** Start RECORDS PROVIDED **

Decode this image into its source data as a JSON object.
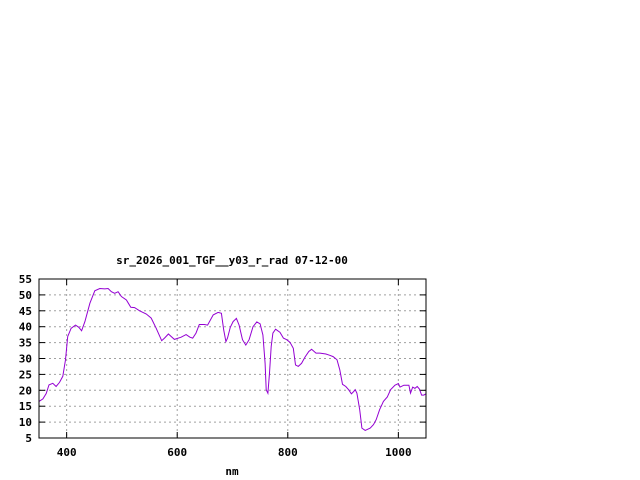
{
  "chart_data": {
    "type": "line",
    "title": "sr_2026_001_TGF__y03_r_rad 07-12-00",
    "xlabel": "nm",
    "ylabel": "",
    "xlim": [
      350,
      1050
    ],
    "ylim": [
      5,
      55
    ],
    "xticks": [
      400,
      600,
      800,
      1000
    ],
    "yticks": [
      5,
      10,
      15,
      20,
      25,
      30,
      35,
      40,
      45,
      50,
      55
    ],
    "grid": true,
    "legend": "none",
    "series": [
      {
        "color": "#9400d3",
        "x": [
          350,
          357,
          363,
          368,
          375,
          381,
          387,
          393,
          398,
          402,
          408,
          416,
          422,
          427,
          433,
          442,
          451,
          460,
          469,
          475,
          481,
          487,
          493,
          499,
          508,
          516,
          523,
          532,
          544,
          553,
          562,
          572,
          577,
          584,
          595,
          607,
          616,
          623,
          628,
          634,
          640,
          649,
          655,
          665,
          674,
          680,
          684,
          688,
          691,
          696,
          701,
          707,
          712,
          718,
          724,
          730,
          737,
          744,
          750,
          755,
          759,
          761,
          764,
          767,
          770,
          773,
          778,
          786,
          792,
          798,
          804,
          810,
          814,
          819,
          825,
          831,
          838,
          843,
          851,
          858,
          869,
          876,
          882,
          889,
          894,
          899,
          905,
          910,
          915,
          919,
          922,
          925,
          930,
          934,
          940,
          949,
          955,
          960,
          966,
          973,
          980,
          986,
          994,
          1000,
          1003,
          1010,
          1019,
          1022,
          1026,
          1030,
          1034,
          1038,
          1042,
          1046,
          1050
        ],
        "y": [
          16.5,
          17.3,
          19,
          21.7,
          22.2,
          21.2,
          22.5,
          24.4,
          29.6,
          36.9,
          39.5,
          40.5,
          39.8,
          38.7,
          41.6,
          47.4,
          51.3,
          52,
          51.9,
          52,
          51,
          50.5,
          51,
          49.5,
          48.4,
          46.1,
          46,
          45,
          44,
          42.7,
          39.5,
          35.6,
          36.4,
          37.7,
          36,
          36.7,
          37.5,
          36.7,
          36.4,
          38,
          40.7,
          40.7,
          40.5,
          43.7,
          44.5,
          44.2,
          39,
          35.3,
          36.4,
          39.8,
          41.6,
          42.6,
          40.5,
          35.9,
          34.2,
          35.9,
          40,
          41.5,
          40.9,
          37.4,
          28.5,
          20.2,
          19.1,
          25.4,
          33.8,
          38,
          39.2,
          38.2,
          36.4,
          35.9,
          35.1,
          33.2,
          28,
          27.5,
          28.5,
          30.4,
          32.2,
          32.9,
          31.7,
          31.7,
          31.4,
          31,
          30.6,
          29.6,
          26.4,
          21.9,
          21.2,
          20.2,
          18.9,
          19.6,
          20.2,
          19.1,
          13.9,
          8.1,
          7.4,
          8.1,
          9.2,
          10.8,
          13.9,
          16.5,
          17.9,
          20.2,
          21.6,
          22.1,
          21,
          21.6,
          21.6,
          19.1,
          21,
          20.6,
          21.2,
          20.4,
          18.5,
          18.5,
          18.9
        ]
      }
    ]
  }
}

** End RECORDS PROVIDED **

■ WHAT THE EXERCISE ASKS
A faithful copy of the records above is needed, with the pictures left out.

■ SOLUTION FOR THIS TASK
Decode this image into its source data as a JSON object.
{
  "chart_data": {
    "type": "line",
    "title": "sr_2026_001_TGF__y03_r_rad 07-12-00",
    "xlabel": "nm",
    "ylabel": "",
    "xlim": [
      350,
      1050
    ],
    "ylim": [
      5,
      55
    ],
    "xticks": [
      400,
      600,
      800,
      1000
    ],
    "yticks": [
      5,
      10,
      15,
      20,
      25,
      30,
      35,
      40,
      45,
      50,
      55
    ],
    "grid": true,
    "legend": "none",
    "series": [
      {
        "color": "#9400d3",
        "x": [
          350,
          357,
          363,
          368,
          375,
          381,
          387,
          393,
          398,
          402,
          408,
          416,
          422,
          427,
          433,
          442,
          451,
          460,
          469,
          475,
          481,
          487,
          493,
          499,
          508,
          516,
          523,
          532,
          544,
          553,
          562,
          572,
          577,
          584,
          595,
          607,
          616,
          623,
          628,
          634,
          640,
          649,
          655,
          665,
          674,
          680,
          684,
          688,
          691,
          696,
          701,
          707,
          712,
          718,
          724,
          730,
          737,
          744,
          750,
          755,
          759,
          761,
          764,
          767,
          770,
          773,
          778,
          786,
          792,
          798,
          804,
          810,
          814,
          819,
          825,
          831,
          838,
          843,
          851,
          858,
          869,
          876,
          882,
          889,
          894,
          899,
          905,
          910,
          915,
          919,
          922,
          925,
          930,
          934,
          940,
          949,
          955,
          960,
          966,
          973,
          980,
          986,
          994,
          1000,
          1003,
          1010,
          1019,
          1022,
          1026,
          1030,
          1034,
          1038,
          1042,
          1046,
          1050
        ],
        "y": [
          16.5,
          17.3,
          19,
          21.7,
          22.2,
          21.2,
          22.5,
          24.4,
          29.6,
          36.9,
          39.5,
          40.5,
          39.8,
          38.7,
          41.6,
          47.4,
          51.3,
          52,
          51.9,
          52,
          51,
          50.5,
          51,
          49.5,
          48.4,
          46.1,
          46,
          45,
          44,
          42.7,
          39.5,
          35.6,
          36.4,
          37.7,
          36,
          36.7,
          37.5,
          36.7,
          36.4,
          38,
          40.7,
          40.7,
          40.5,
          43.7,
          44.5,
          44.2,
          39,
          35.3,
          36.4,
          39.8,
          41.6,
          42.6,
          40.5,
          35.9,
          34.2,
          35.9,
          40,
          41.5,
          40.9,
          37.4,
          28.5,
          20.2,
          19.1,
          25.4,
          33.8,
          38,
          39.2,
          38.2,
          36.4,
          35.9,
          35.1,
          33.2,
          28,
          27.5,
          28.5,
          30.4,
          32.2,
          32.9,
          31.7,
          31.7,
          31.4,
          31,
          30.6,
          29.6,
          26.4,
          21.9,
          21.2,
          20.2,
          18.9,
          19.6,
          20.2,
          19.1,
          13.9,
          8.1,
          7.4,
          8.1,
          9.2,
          10.8,
          13.9,
          16.5,
          17.9,
          20.2,
          21.6,
          22.1,
          21,
          21.6,
          21.6,
          19.1,
          21,
          20.6,
          21.2,
          20.4,
          18.5,
          18.5,
          18.9
        ]
      }
    ]
  }
}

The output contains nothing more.